(What you need to do): Please rename every occurrence of "candle-body" to "candlestick-body" in the items below. Leave all other text unchanged.

(Stored entries)

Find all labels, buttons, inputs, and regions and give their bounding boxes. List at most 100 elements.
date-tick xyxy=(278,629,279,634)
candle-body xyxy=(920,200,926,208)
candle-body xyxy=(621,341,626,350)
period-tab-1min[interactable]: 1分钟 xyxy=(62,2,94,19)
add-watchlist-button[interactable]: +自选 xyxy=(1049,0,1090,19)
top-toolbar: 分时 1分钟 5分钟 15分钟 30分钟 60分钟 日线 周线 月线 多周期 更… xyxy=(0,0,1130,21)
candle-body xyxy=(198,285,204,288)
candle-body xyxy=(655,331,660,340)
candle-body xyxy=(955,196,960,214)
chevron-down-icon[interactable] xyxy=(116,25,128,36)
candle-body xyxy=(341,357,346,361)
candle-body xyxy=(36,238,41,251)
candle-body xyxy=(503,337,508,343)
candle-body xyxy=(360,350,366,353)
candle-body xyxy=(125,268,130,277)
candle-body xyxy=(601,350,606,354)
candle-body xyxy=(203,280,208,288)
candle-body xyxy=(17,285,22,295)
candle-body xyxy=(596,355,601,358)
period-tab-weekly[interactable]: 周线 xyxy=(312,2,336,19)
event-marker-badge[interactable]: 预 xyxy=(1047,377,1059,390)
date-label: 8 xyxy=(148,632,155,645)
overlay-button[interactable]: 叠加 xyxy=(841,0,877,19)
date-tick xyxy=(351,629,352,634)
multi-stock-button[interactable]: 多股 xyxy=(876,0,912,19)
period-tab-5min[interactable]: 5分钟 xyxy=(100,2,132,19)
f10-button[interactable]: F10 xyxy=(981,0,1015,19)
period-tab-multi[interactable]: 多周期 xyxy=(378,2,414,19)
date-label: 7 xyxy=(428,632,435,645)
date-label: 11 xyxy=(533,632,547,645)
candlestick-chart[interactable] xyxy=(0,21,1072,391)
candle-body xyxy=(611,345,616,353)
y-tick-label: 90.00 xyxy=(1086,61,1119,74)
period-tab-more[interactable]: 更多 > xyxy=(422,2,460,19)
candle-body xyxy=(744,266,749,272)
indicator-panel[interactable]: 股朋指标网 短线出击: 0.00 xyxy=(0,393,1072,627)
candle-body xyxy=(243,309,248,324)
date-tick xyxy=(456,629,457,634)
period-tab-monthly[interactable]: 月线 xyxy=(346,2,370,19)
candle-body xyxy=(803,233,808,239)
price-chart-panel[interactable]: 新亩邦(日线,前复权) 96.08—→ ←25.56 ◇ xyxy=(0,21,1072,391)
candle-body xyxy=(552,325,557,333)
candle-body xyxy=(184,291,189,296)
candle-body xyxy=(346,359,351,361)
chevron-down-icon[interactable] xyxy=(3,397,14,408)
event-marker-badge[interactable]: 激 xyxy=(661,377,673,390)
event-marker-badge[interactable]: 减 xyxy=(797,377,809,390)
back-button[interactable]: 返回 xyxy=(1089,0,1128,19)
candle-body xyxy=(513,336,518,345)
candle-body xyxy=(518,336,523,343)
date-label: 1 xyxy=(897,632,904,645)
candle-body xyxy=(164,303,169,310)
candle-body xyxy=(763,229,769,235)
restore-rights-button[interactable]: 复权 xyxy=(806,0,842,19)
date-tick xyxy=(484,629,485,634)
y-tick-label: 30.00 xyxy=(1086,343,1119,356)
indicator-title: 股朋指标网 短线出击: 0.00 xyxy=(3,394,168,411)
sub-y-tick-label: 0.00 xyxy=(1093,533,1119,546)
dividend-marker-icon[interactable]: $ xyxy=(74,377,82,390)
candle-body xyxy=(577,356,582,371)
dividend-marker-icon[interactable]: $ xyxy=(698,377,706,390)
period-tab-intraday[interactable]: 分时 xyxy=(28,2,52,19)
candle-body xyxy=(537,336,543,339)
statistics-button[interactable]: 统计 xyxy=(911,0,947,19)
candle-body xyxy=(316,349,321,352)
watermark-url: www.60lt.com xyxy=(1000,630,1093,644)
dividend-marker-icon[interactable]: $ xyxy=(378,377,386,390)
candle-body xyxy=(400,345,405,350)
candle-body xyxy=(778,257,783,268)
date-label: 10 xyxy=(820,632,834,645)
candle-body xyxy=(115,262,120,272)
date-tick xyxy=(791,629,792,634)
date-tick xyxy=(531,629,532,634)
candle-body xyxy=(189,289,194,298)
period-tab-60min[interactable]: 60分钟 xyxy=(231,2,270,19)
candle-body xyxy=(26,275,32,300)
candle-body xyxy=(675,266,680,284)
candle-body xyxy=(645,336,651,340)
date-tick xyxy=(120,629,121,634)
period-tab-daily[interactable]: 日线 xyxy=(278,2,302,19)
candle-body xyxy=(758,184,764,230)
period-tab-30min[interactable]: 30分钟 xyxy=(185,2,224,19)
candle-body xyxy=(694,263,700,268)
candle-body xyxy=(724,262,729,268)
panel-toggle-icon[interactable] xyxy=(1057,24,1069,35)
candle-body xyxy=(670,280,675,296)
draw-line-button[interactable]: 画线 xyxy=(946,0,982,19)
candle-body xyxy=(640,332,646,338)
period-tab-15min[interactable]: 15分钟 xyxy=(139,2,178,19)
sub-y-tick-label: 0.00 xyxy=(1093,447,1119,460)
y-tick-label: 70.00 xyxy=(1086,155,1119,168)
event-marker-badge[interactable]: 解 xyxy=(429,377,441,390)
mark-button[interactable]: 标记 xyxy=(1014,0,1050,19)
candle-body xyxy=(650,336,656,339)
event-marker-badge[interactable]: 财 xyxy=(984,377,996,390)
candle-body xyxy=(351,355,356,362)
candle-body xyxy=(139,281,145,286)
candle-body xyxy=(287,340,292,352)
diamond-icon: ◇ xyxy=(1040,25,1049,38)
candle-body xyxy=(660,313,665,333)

(Result for this task):
Find all labels, buttons, inputs, and regions and give their bounding boxes. List at most 100 elements.
date-tick xyxy=(278,629,279,634)
candlestick-body xyxy=(920,200,926,208)
candlestick-body xyxy=(621,341,626,350)
period-tab-1min[interactable]: 1分钟 xyxy=(62,2,94,19)
add-watchlist-button[interactable]: +自选 xyxy=(1049,0,1090,19)
top-toolbar: 分时 1分钟 5分钟 15分钟 30分钟 60分钟 日线 周线 月线 多周期 更… xyxy=(0,0,1130,21)
candlestick-body xyxy=(198,285,204,288)
candlestick-body xyxy=(655,331,660,340)
candlestick-body xyxy=(955,196,960,214)
chevron-down-icon[interactable] xyxy=(116,25,128,36)
candlestick-body xyxy=(341,357,346,361)
candlestick-body xyxy=(36,238,41,251)
candlestick-body xyxy=(503,337,508,343)
candlestick-body xyxy=(360,350,366,353)
candlestick-body xyxy=(125,268,130,277)
candlestick-body xyxy=(601,350,606,354)
candlestick-body xyxy=(203,280,208,288)
candlestick-body xyxy=(17,285,22,295)
candlestick-body xyxy=(596,355,601,358)
period-tab-weekly[interactable]: 周线 xyxy=(312,2,336,19)
event-marker-badge[interactable]: 预 xyxy=(1047,377,1059,390)
date-label: 8 xyxy=(148,632,155,645)
overlay-button[interactable]: 叠加 xyxy=(841,0,877,19)
date-tick xyxy=(351,629,352,634)
multi-stock-button[interactable]: 多股 xyxy=(876,0,912,19)
period-tab-5min[interactable]: 5分钟 xyxy=(100,2,132,19)
f10-button[interactable]: F10 xyxy=(981,0,1015,19)
period-tab-multi[interactable]: 多周期 xyxy=(378,2,414,19)
date-label: 7 xyxy=(428,632,435,645)
date-label: 11 xyxy=(533,632,547,645)
candlestick-chart[interactable] xyxy=(0,21,1072,391)
candlestick-body xyxy=(611,345,616,353)
y-tick-label: 90.00 xyxy=(1086,61,1119,74)
period-tab-more[interactable]: 更多 > xyxy=(422,2,460,19)
candlestick-body xyxy=(744,266,749,272)
indicator-panel[interactable]: 股朋指标网 短线出击: 0.00 xyxy=(0,393,1072,627)
candlestick-body xyxy=(243,309,248,324)
date-tick xyxy=(456,629,457,634)
period-tab-monthly[interactable]: 月线 xyxy=(346,2,370,19)
candlestick-body xyxy=(803,233,808,239)
price-chart-panel[interactable]: 新亩邦(日线,前复权) 96.08—→ ←25.56 ◇ xyxy=(0,21,1072,391)
candlestick-body xyxy=(552,325,557,333)
candlestick-body xyxy=(184,291,189,296)
candlestick-body xyxy=(346,359,351,361)
chevron-down-icon[interactable] xyxy=(3,397,14,408)
event-marker-badge[interactable]: 激 xyxy=(661,377,673,390)
event-marker-badge[interactable]: 减 xyxy=(797,377,809,390)
back-button[interactable]: 返回 xyxy=(1089,0,1128,19)
candlestick-body xyxy=(513,336,518,345)
candlestick-body xyxy=(518,336,523,343)
date-label: 1 xyxy=(897,632,904,645)
candlestick-body xyxy=(164,303,169,310)
candlestick-body xyxy=(763,229,769,235)
restore-rights-button[interactable]: 复权 xyxy=(806,0,842,19)
date-tick xyxy=(484,629,485,634)
y-tick-label: 30.00 xyxy=(1086,343,1119,356)
indicator-title: 股朋指标网 短线出击: 0.00 xyxy=(3,394,168,411)
sub-y-tick-label: 0.00 xyxy=(1093,533,1119,546)
dividend-marker-icon[interactable]: $ xyxy=(74,377,82,390)
candlestick-body xyxy=(577,356,582,371)
dividend-marker-icon[interactable]: $ xyxy=(698,377,706,390)
period-tab-intraday[interactable]: 分时 xyxy=(28,2,52,19)
candlestick-body xyxy=(537,336,543,339)
statistics-button[interactable]: 统计 xyxy=(911,0,947,19)
candlestick-body xyxy=(316,349,321,352)
watermark-url: www.60lt.com xyxy=(1000,630,1093,644)
dividend-marker-icon[interactable]: $ xyxy=(378,377,386,390)
candlestick-body xyxy=(400,345,405,350)
candlestick-body xyxy=(778,257,783,268)
date-label: 10 xyxy=(820,632,834,645)
candlestick-body xyxy=(115,262,120,272)
date-tick xyxy=(791,629,792,634)
date-tick xyxy=(531,629,532,634)
candlestick-body xyxy=(189,289,194,298)
period-tab-60min[interactable]: 60分钟 xyxy=(231,2,270,19)
candlestick-body xyxy=(26,275,32,300)
candlestick-body xyxy=(675,266,680,284)
candlestick-body xyxy=(645,336,651,340)
date-tick xyxy=(120,629,121,634)
period-tab-daily[interactable]: 日线 xyxy=(278,2,302,19)
candlestick-body xyxy=(758,184,764,230)
period-tab-30min[interactable]: 30分钟 xyxy=(185,2,224,19)
candlestick-body xyxy=(694,263,700,268)
candlestick-body xyxy=(724,262,729,268)
panel-toggle-icon[interactable] xyxy=(1057,24,1069,35)
candlestick-body xyxy=(670,280,675,296)
draw-line-button[interactable]: 画线 xyxy=(946,0,982,19)
candlestick-body xyxy=(640,332,646,338)
period-tab-15min[interactable]: 15分钟 xyxy=(139,2,178,19)
sub-y-tick-label: 0.00 xyxy=(1093,447,1119,460)
y-tick-label: 70.00 xyxy=(1086,155,1119,168)
event-marker-badge[interactable]: 解 xyxy=(429,377,441,390)
mark-button[interactable]: 标记 xyxy=(1014,0,1050,19)
candlestick-body xyxy=(650,336,656,339)
event-marker-badge[interactable]: 财 xyxy=(984,377,996,390)
candlestick-body xyxy=(351,355,356,362)
candlestick-body xyxy=(139,281,145,286)
candlestick-body xyxy=(287,340,292,352)
diamond-icon: ◇ xyxy=(1040,25,1049,38)
candlestick-body xyxy=(660,313,665,333)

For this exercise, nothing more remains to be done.